[Problem description] Check each line of the records below and collect those that include the word "curve".

[Listed entries]
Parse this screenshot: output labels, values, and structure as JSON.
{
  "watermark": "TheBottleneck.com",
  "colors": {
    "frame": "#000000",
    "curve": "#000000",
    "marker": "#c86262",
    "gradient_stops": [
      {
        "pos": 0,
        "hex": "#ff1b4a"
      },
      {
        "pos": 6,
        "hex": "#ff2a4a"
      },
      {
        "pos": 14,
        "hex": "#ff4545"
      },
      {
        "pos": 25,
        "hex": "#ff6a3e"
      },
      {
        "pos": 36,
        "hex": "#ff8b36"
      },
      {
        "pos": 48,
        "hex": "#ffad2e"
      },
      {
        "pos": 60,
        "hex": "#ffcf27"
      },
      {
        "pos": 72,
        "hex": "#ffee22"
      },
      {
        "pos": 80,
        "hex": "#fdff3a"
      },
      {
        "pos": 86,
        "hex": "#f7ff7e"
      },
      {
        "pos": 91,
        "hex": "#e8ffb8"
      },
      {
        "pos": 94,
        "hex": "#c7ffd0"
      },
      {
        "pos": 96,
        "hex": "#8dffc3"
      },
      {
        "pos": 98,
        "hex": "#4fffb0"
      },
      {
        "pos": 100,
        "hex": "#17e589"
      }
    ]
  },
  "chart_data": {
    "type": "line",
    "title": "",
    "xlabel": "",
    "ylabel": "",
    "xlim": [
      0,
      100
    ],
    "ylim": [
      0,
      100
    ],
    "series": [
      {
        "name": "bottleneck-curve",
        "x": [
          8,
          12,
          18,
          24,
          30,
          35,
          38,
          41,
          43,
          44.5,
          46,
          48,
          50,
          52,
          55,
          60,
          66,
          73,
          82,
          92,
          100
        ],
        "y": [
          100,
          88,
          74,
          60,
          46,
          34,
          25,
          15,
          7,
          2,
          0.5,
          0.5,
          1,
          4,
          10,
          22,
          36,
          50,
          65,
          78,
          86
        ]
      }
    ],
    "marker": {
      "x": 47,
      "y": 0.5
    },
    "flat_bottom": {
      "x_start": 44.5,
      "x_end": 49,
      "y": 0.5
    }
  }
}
--
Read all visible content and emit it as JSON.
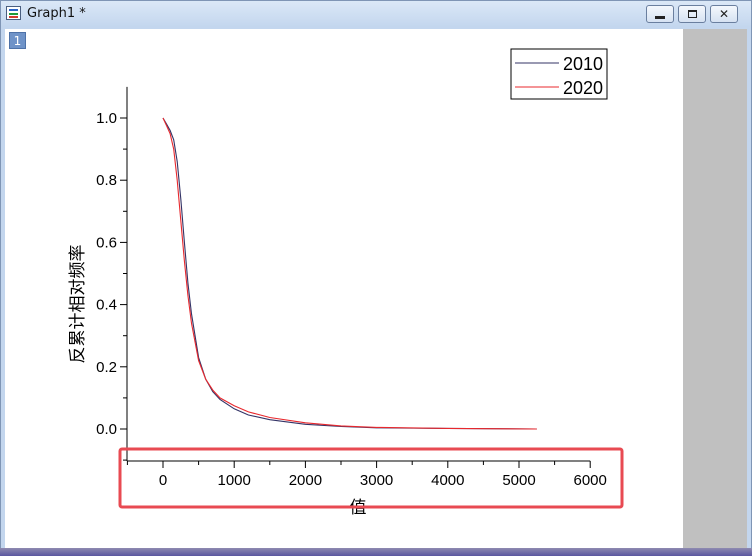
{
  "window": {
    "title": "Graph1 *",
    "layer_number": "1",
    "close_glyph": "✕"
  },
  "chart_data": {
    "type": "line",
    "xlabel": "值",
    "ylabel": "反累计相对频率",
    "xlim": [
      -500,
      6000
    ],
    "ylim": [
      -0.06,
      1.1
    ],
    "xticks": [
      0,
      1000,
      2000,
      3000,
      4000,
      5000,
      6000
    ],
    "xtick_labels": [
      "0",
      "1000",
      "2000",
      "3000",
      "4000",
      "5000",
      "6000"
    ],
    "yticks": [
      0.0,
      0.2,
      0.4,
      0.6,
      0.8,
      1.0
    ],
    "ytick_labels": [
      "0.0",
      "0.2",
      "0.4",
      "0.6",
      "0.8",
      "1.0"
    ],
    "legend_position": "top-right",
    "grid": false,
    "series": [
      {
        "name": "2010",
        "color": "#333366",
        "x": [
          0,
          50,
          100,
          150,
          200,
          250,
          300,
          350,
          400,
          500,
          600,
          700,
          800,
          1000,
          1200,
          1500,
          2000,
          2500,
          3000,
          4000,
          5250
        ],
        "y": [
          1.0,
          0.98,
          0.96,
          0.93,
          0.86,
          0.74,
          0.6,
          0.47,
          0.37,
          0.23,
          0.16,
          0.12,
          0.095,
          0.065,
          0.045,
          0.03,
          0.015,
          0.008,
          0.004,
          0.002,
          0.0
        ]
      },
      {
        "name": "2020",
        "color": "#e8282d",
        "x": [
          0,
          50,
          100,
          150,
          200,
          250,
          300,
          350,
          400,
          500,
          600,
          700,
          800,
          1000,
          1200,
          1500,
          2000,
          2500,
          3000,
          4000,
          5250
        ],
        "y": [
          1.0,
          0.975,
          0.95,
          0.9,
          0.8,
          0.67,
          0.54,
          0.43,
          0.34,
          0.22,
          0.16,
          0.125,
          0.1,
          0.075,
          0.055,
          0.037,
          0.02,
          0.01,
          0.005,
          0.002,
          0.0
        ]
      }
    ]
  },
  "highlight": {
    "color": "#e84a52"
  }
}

[Response to the exercise]
    "curve": "#000000",
        "name": "bottleneck-curve",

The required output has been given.